In the passage on Wollstonecraft below, what did Horace Walpole call her?

# Extract to read
## BEGIN

Wollstonecraft was at least a century ahead of her time. Her contribution to the cause of women’s equality was not widely recognised until the 1960s.
Advances in women’s rights in Western countries are still very recent. The words feminist and feminism were not coined until the 1890s. Take the crucial example of voting: women got the vote in the USA only in 1920; all women in UK in 1928; in France it was not until 1944; and in Switzerland it took until 1971.
Like many others who have challenged the accepted wisdom and standards of their age, Wollstonecraft paid dearly for it. In her case, she was the target of sustained misogynistic abuse. Horace Walpole, a leading Establishment figure of the time, described her, in one notorious example, as “a hyena in a petticoat”.
The abuse intensified after Wollstonecraft’s death. Her grieving husband of a few months, William Godwin, a radical philosopher who believed in the paramount importance of truth-telling, wrote a biography which was loving but revealed scandalous facts, including Wollstonecraft’s illegitimate child and her two suicide attempts. Godwin’s book provided the enemies of Wollstonecraft’s ideas with sufficient ammunition to blacken her name for decades.
In The Vindication, Wollstonecraft made the revolutionary claim that men and women were equal “in reason” and equal in their ability to be “fully human”. The fact that this appeared to many people not to be the case was, she said, because women were deprived of the education which men received. “Until women are given the tools of reason, their minds valued as well as their bodies, they cannot be free, or even fully human.”
In the words of Godwin, when Wollstonecraft wrote The Vindication, “She stept forth boldly, and singly, in defence of that half of the human race, which by the usages of all society, whether savage or civilised, have been kept from attaining their proper dignity – their equal rank as rational beings.”
The key for Wollstonecraft was education. “I have a profound conviction that the neglected education of my fellow creatures is the grand source of the misery I deplore.”
Education is to be understood here as far wider than the classroom. It also means addressing the cultural conditioning imposed on girls and women.
Wollstonecraft is clear that The Vindication is particularly aimed at middle class women. She is scathing about rich women and hardly mentions poor women.
Wollstonecraft argues that women were being educated to be “convenient domestic slaves” or “alluring mistresses”. Society was using a disguise to “place on women the silken fetters which bribe her into endurance, and even love of slavery.”
In order to be “fully human” she argued, women had to be independent of a man. “I love man as my fellow; but his sceptre real or usurped, extends not to me, unless the reason of an individual demands my homage; and even then the submission is to reason, and not to man.”
She challenged women, as well as men. “My own sex, I hope, will excuse me, if I treat them like rational creatures, instead of flattering their fascinating graces, and viewing them as if they were in a state of perpetual childhood, unable to stand alone”.
Women, Wollstonecraft argued, could pursue careers should they so choose, "women might certainly study the art of healing, and be physicians as well as nurses . . . they might, also, study politics . . . Business of various kinds, they might likewise pursue." It was not until 1876 that the first woman was admitted as a doctor in the UK and it was many decades after that before such a thing was common.

## END

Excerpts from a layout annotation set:
## BEGIN

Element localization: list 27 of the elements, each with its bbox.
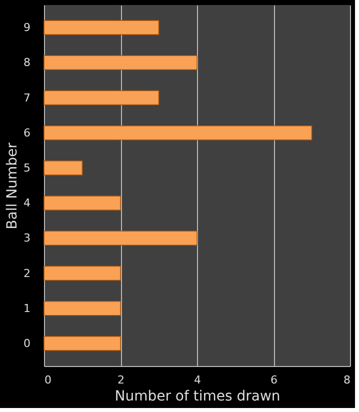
- x-tick-label: 0: [44, 374, 52, 386]
- x-axis-title: Number of times drawn: [114, 388, 280, 404]
- y-tick-label: 0: [24, 336, 30, 350]
- bar: [44, 230, 198, 246]
- y-axis-title: Ball Number: [4, 142, 20, 230]
- x-tick-label: 2: [118, 374, 124, 386]
- y-tick-label: 5: [24, 161, 30, 174]
- bar: [44, 300, 121, 316]
- y-tick-label: 8: [24, 56, 30, 70]
- x-tick-label: 6: [270, 374, 278, 386]
- y-tick-label: 4: [24, 196, 30, 210]
- y-tick-label: 1: [24, 302, 30, 315]
- bar: [44, 90, 160, 106]
- y-tick-label: 2: [24, 266, 30, 280]
- y-tick-label: 7: [24, 91, 30, 104]
- bar: [44, 196, 121, 210]
- bar: [44, 336, 121, 351]
- y-tick-label: 9: [24, 21, 30, 34]
- y-tick-label: 6: [24, 126, 30, 140]
- bar: [44, 125, 312, 140]
- bar: [44, 160, 83, 176]
- bar: [44, 55, 198, 70]
- x-tick-label: 8: [344, 374, 350, 386]
- y-tick-label: 3: [24, 232, 30, 245]
- x-tick-label: 4: [194, 374, 201, 386]
- bar: [44, 20, 160, 35]
- bar: [44, 266, 121, 281]
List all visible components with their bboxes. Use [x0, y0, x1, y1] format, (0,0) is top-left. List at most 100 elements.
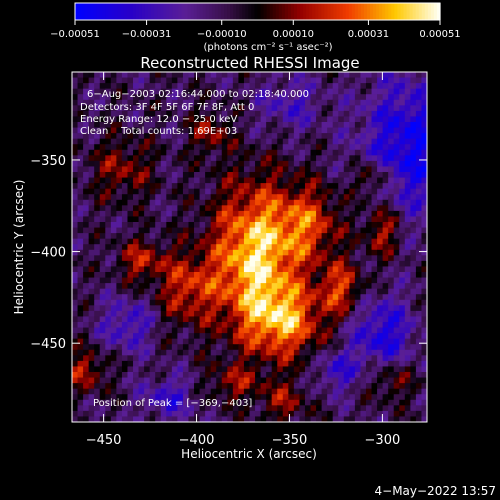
heatmap-cell — [77, 244, 84, 251]
heatmap-cell — [354, 305, 361, 312]
heatmap-cell — [155, 294, 162, 301]
heatmap-cell — [249, 249, 256, 256]
heatmap-cell — [171, 116, 178, 123]
heatmap-cell — [249, 244, 256, 251]
heatmap-cell — [415, 183, 422, 190]
heatmap-cell — [271, 233, 278, 240]
heatmap-cell — [288, 110, 295, 117]
heatmap-cell — [133, 355, 140, 362]
heatmap-cell — [77, 188, 84, 195]
heatmap-cell — [177, 260, 184, 267]
heatmap-cell — [255, 388, 262, 395]
heatmap-cell — [72, 83, 79, 90]
heatmap-cell — [299, 277, 306, 284]
heatmap-cell — [299, 205, 306, 212]
heatmap-cell — [210, 399, 217, 406]
heatmap-cell — [399, 260, 406, 267]
heatmap-cell — [277, 83, 284, 90]
heatmap-cell — [105, 366, 112, 373]
heatmap-cell — [177, 149, 184, 156]
heatmap-cell — [160, 222, 167, 229]
heatmap-cell — [232, 227, 239, 234]
heatmap-cell — [199, 255, 206, 262]
heatmap-cell — [94, 344, 101, 351]
heatmap-cell — [327, 210, 334, 217]
heatmap-cell — [149, 88, 156, 95]
heatmap-cell — [221, 255, 228, 262]
heatmap-cell — [293, 360, 300, 367]
heatmap-cell — [360, 105, 367, 112]
heatmap-cell — [288, 405, 295, 412]
heatmap-cell — [249, 94, 256, 101]
heatmap-cell — [232, 149, 239, 156]
heatmap-cell — [171, 188, 178, 195]
heatmap-cell — [316, 255, 323, 262]
heatmap-cell — [243, 327, 250, 334]
heatmap-cell — [399, 83, 406, 90]
heatmap-cell — [304, 183, 312, 190]
heatmap-cell — [121, 188, 128, 195]
heatmap-cell — [349, 177, 356, 184]
heatmap-cell — [310, 194, 317, 201]
heatmap-cell — [338, 216, 345, 223]
heatmap-cell — [210, 222, 217, 229]
heatmap-cell — [393, 372, 400, 379]
heatmap-cell — [327, 255, 334, 262]
heatmap-cell — [127, 410, 134, 417]
colorbar-cell — [93, 3, 97, 20]
heatmap-cell — [232, 283, 239, 290]
heatmap-cell — [105, 133, 112, 140]
heatmap-cell — [160, 366, 167, 373]
heatmap-cell — [299, 355, 306, 362]
heatmap-cell — [321, 177, 328, 184]
heatmap-cell — [316, 72, 323, 79]
colorbar-cell — [96, 3, 100, 20]
heatmap-cell — [277, 127, 284, 134]
heatmap-cell — [299, 255, 306, 262]
heatmap-cell — [171, 405, 178, 412]
heatmap-cell — [121, 377, 128, 384]
heatmap-cell — [194, 83, 201, 90]
heatmap-cell — [255, 383, 262, 390]
heatmap-cell — [144, 333, 151, 340]
heatmap-cell — [282, 255, 289, 262]
heatmap-cell — [255, 122, 262, 129]
colorbar-cell — [266, 3, 271, 20]
heatmap-cell — [404, 266, 411, 273]
heatmap-cell — [166, 110, 173, 117]
heatmap-cell — [166, 294, 173, 301]
heatmap-cell — [365, 166, 373, 173]
heatmap-cell — [415, 377, 422, 384]
heatmap-cell — [332, 416, 339, 422]
heatmap-cell — [343, 249, 350, 256]
heatmap-cell — [260, 233, 267, 240]
heatmap-cell — [371, 183, 378, 190]
heatmap-cell — [155, 283, 162, 290]
heatmap-cell — [332, 94, 339, 101]
heatmap-cell — [271, 288, 278, 295]
heatmap-cell — [205, 116, 212, 123]
colorbar-cell — [105, 3, 110, 20]
heatmap-cell — [249, 305, 256, 312]
heatmap-cell — [88, 127, 95, 134]
heatmap-cell — [243, 344, 250, 351]
heatmap-cell — [221, 294, 228, 301]
heatmap-cell — [83, 249, 90, 256]
heatmap-cell — [421, 205, 427, 212]
heatmap-cell — [310, 410, 317, 417]
heatmap-cell — [94, 322, 101, 329]
heatmap-cell — [260, 249, 267, 256]
heatmap-cell — [249, 88, 256, 95]
heatmap-cell — [99, 394, 106, 401]
colorbar-cell — [248, 3, 253, 20]
heatmap-cell — [171, 305, 178, 312]
heatmap-cell — [221, 388, 228, 395]
heatmap-cell — [304, 405, 312, 412]
heatmap-cell — [293, 399, 300, 406]
heatmap-cell — [249, 105, 256, 112]
heatmap-cell — [377, 183, 384, 190]
heatmap-cell — [155, 83, 162, 90]
heatmap-cell — [338, 83, 345, 90]
heatmap-cell — [338, 255, 345, 262]
heatmap-cell — [188, 349, 195, 356]
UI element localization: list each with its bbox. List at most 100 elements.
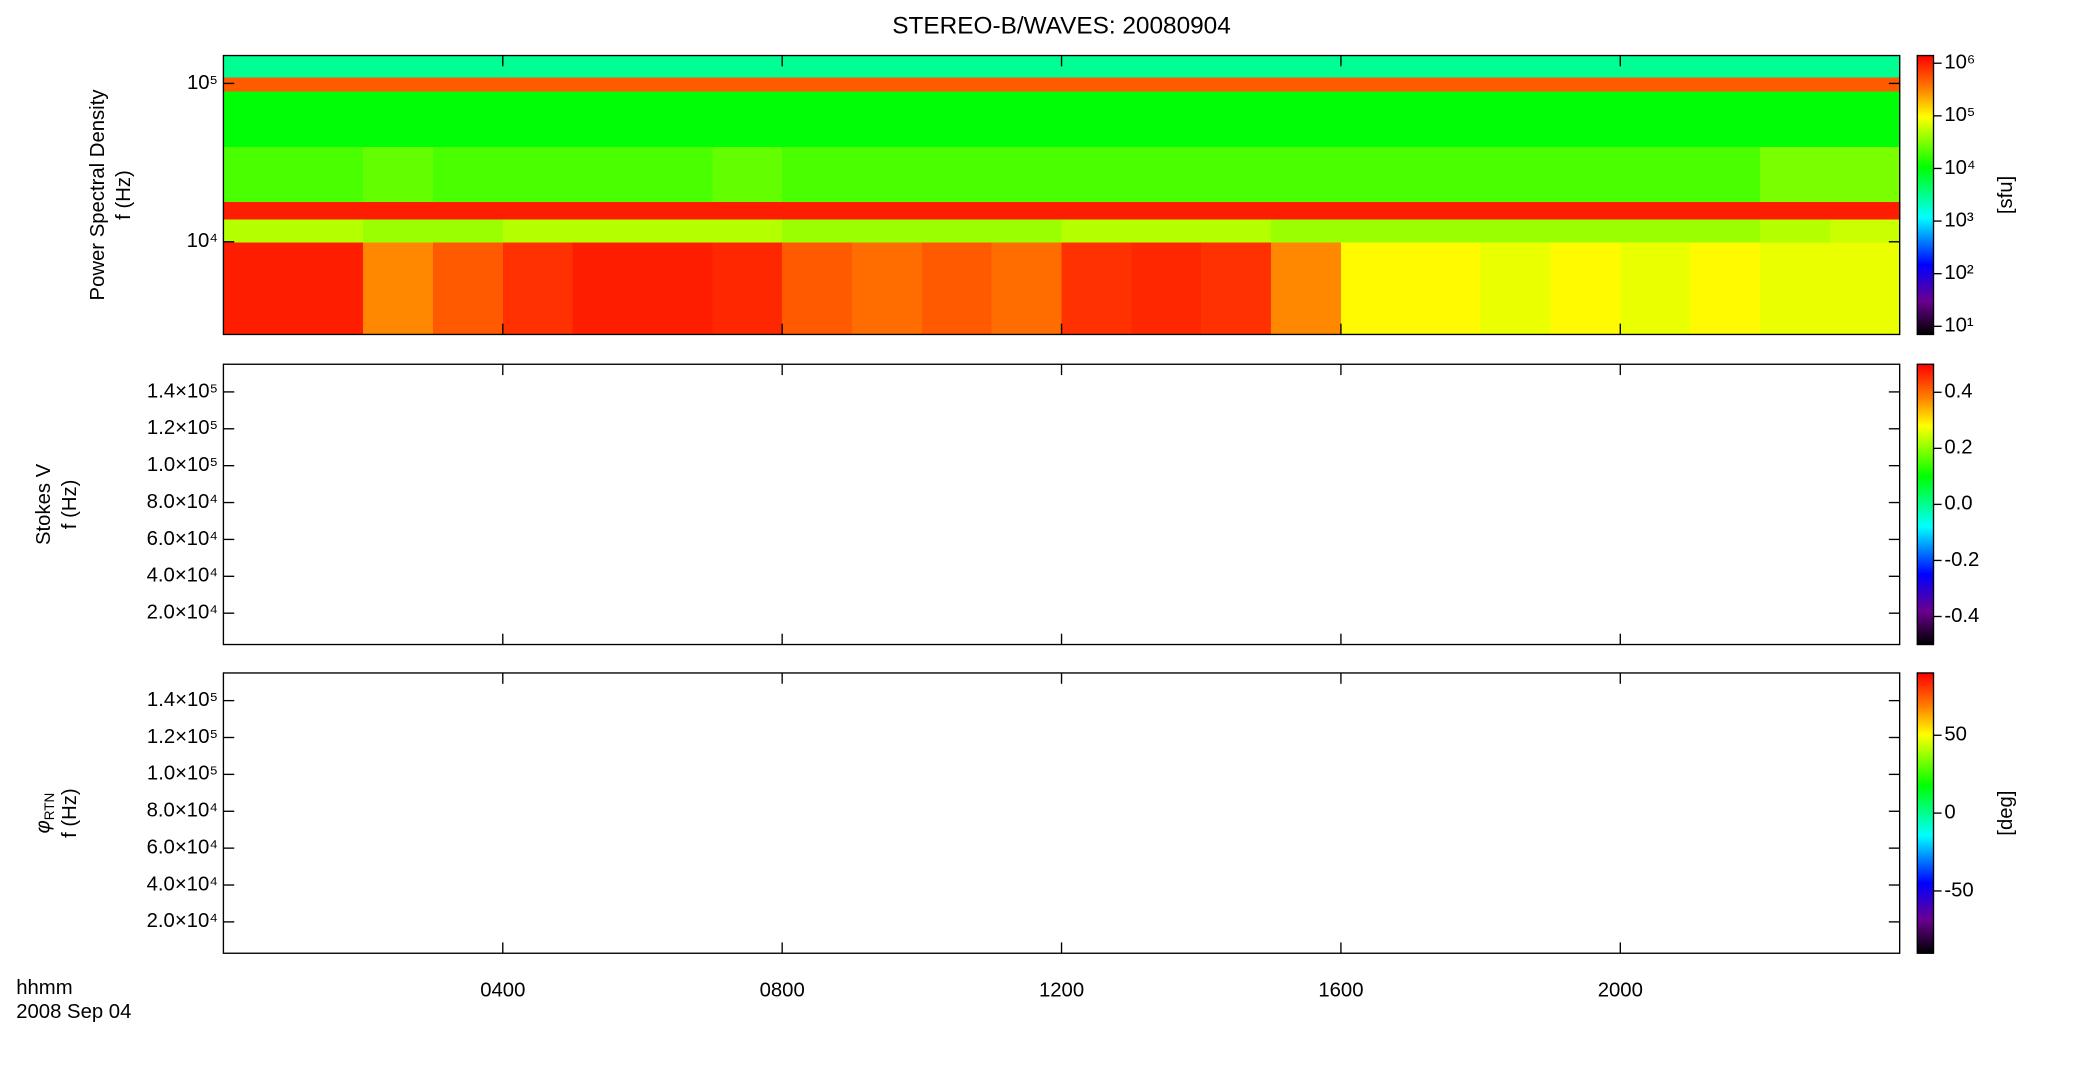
heatmap-cell	[572, 90, 644, 148]
heatmap-cell	[293, 201, 364, 220]
heatmap-cell	[1620, 90, 1691, 148]
heatmap-cell	[1480, 55, 1552, 78]
plot-frame	[222, 672, 1901, 954]
heatmap-cell	[223, 241, 294, 336]
y-tick-label: 1.4×10⁵	[147, 689, 218, 711]
heatmap-cell	[642, 146, 713, 203]
heatmap-cell	[1759, 218, 1831, 243]
heatmap-cell	[921, 218, 993, 243]
y-tick-label: 4.0×10⁴	[147, 873, 218, 895]
heatmap-cell	[1131, 90, 1202, 148]
heatmap-cell	[991, 76, 1063, 92]
heatmap-cell	[1829, 241, 1901, 336]
heatmap-cell	[1690, 90, 1761, 148]
heatmap-cell	[1759, 76, 1831, 92]
heatmap-cell	[1410, 201, 1482, 220]
y-axis-label: φRTN	[33, 793, 57, 834]
heatmap-cell	[432, 201, 504, 220]
y-tick-label: 1.0×10⁵	[147, 763, 218, 785]
heatmap-cell	[712, 201, 783, 220]
heatmap-cell	[293, 146, 364, 203]
y-tick-label: 1.0×10⁵	[147, 454, 218, 476]
y-axis-label: f (Hz)	[59, 480, 81, 530]
heatmap-cell	[363, 76, 434, 92]
heatmap-cell	[642, 201, 713, 220]
heatmap-cell	[991, 201, 1063, 220]
heatmap-cell	[1410, 55, 1482, 78]
heatmap-cell	[921, 55, 993, 78]
heatmap-cell	[1271, 76, 1342, 92]
heatmap-cell	[1690, 201, 1761, 220]
colorbar-tick-label: 10²	[1944, 262, 1974, 284]
heatmap-cell	[572, 241, 644, 336]
heatmap-cell	[1061, 76, 1133, 92]
x-tick-label: 0800	[760, 980, 805, 1002]
heatmap-cell	[921, 76, 993, 92]
heatmap-cell	[432, 241, 504, 336]
heatmap-cell	[1271, 146, 1342, 203]
heatmap-cell	[1550, 146, 1621, 203]
heatmap-cell	[1340, 201, 1412, 220]
heatmap-cell	[1131, 146, 1202, 203]
heatmap-cell	[572, 146, 644, 203]
colorbar-tick-label: 10¹	[1944, 315, 1974, 337]
heatmap-cell	[852, 55, 923, 78]
chart-title: STEREO-B/WAVES: 20080904	[892, 13, 1230, 40]
colorbar	[1916, 672, 1935, 954]
heatmap-cell	[1061, 201, 1133, 220]
y-tick-label: 8.0×10⁴	[147, 491, 218, 513]
x-tick-label: 0400	[480, 980, 525, 1002]
heatmap-cell	[712, 241, 783, 336]
heatmap-cell	[1550, 55, 1621, 78]
heatmap-cell	[1829, 55, 1901, 78]
heatmap-cell	[223, 76, 294, 92]
heatmap-cell	[1759, 55, 1831, 78]
heatmap-cell	[293, 90, 364, 148]
colorbar-tick-label: -0.2	[1944, 549, 1979, 571]
heatmap-cell	[852, 76, 923, 92]
heatmap-cell	[1131, 218, 1202, 243]
x-axis-label: hhmm	[16, 977, 72, 999]
heatmap-cell	[852, 201, 923, 220]
heatmap-cell	[1759, 241, 1831, 336]
heatmap-cell	[852, 146, 923, 203]
heatmap-cell	[1550, 76, 1621, 92]
heatmap-cell	[782, 218, 853, 243]
heatmap-cell	[642, 76, 713, 92]
y-tick-label: 6.0×10⁴	[147, 528, 218, 550]
heatmap-cell	[1550, 218, 1621, 243]
colorbar-tick-label: 0	[1944, 801, 1955, 823]
heatmap-cell	[1759, 90, 1831, 148]
heatmap-cell	[1829, 76, 1901, 92]
heatmap-cell	[223, 218, 294, 243]
heatmap-cell	[852, 90, 923, 148]
heatmap-cell	[1340, 241, 1412, 336]
heatmap-cell	[293, 241, 364, 336]
y-tick-label: 10⁴	[187, 230, 218, 252]
heatmap-cell	[1480, 146, 1552, 203]
heatmap-cell	[1061, 146, 1133, 203]
heatmap-cell	[712, 76, 783, 92]
heatmap-cell	[1620, 76, 1691, 92]
colorbar	[1916, 363, 1935, 646]
heatmap-cell	[572, 218, 644, 243]
heatmap-cell	[502, 146, 574, 203]
heatmap-cell	[1759, 201, 1831, 220]
heatmap-cell	[1410, 76, 1482, 92]
heatmap-cell	[223, 146, 294, 203]
colorbar-tick-label: -50	[1944, 879, 1973, 901]
colorbar-tick-label: 0.0	[1944, 493, 1972, 515]
heatmap-cell	[1690, 218, 1761, 243]
y-tick-label: 2.0×10⁴	[147, 602, 218, 624]
heatmap-cell	[1829, 201, 1901, 220]
heatmap-cell	[1410, 146, 1482, 203]
y-tick-label: 1.4×10⁵	[147, 380, 218, 402]
heatmap-cell	[1340, 146, 1412, 203]
heatmap-cell	[223, 55, 294, 78]
heatmap-cell	[921, 90, 993, 148]
heatmap-cell	[1620, 55, 1691, 78]
heatmap-cell	[921, 146, 993, 203]
heatmap-cell	[991, 218, 1063, 243]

## END

# Written answer
He called her "a hyena in a petticoat."